§ Stored rows:
##########
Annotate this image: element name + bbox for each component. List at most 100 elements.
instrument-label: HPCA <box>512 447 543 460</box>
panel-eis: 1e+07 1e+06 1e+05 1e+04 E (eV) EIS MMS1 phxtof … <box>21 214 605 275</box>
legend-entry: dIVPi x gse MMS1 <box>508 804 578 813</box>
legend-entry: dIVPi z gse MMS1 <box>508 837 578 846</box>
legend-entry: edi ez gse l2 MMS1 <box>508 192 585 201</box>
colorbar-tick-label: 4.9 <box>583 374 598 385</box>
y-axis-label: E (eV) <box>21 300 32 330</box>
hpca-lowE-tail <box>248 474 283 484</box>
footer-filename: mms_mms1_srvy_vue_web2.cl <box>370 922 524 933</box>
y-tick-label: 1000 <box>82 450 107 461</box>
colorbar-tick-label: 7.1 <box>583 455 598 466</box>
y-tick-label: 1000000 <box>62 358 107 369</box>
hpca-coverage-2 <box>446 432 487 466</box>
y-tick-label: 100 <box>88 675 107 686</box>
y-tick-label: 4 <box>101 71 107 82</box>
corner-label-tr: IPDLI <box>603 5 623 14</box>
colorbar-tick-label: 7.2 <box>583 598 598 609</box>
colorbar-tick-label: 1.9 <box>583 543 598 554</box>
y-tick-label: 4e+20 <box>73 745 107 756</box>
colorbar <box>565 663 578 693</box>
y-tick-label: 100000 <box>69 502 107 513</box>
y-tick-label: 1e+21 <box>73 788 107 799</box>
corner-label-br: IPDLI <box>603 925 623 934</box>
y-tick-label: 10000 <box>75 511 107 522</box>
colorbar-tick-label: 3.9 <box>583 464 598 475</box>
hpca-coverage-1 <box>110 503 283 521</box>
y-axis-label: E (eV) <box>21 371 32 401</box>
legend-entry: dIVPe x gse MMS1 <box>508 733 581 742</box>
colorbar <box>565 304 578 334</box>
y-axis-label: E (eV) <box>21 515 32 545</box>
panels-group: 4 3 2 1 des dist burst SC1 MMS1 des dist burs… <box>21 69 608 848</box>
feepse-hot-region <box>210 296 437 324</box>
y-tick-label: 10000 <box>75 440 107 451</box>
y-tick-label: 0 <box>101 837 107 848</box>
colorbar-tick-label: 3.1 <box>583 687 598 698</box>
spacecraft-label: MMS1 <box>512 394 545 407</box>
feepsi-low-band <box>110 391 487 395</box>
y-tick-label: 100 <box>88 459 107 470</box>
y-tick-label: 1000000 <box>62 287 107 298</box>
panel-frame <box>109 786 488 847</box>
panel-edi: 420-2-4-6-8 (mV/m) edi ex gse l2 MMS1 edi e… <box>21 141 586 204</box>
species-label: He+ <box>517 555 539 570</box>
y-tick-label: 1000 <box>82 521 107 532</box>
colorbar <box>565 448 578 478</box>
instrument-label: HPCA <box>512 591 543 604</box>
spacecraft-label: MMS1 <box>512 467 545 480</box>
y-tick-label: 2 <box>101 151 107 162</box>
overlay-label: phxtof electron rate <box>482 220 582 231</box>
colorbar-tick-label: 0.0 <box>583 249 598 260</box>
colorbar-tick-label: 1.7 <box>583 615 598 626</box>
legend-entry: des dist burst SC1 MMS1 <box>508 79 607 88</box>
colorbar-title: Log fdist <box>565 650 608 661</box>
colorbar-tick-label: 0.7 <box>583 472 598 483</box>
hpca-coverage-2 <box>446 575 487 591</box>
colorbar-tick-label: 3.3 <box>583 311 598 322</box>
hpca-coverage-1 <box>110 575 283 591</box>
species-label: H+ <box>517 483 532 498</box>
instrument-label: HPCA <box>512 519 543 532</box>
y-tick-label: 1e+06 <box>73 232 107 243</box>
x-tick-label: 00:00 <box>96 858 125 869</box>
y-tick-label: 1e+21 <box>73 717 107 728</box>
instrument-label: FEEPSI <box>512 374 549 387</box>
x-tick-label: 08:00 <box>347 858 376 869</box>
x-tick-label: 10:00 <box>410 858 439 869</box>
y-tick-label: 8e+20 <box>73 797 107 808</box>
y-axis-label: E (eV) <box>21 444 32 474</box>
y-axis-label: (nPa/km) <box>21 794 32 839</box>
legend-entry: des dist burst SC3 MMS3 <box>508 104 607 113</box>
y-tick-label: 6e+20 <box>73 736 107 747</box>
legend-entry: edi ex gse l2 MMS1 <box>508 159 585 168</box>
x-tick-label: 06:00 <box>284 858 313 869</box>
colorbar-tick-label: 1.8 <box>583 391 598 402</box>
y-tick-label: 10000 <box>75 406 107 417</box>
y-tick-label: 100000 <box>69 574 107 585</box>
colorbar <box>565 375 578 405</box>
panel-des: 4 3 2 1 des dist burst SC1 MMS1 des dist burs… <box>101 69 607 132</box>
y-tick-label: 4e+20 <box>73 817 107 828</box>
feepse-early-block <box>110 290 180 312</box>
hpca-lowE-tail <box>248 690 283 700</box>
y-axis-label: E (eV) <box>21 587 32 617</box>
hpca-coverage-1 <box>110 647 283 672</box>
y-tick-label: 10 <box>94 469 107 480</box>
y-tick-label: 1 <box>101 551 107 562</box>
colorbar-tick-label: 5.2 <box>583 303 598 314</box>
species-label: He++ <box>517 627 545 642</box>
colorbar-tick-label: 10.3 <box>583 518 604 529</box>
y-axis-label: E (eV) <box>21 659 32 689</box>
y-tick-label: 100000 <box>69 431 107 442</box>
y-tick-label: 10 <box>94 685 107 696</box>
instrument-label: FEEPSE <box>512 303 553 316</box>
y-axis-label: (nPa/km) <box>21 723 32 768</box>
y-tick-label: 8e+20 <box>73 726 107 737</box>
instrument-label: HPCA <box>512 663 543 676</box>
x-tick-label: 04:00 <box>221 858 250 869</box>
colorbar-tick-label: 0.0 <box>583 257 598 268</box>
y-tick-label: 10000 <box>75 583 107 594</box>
##########
§ Prompt: How many lines in the records above contain the string "dIVPi", counting only matches of the same case? Reply with the number alone.

§ Exercise response: 2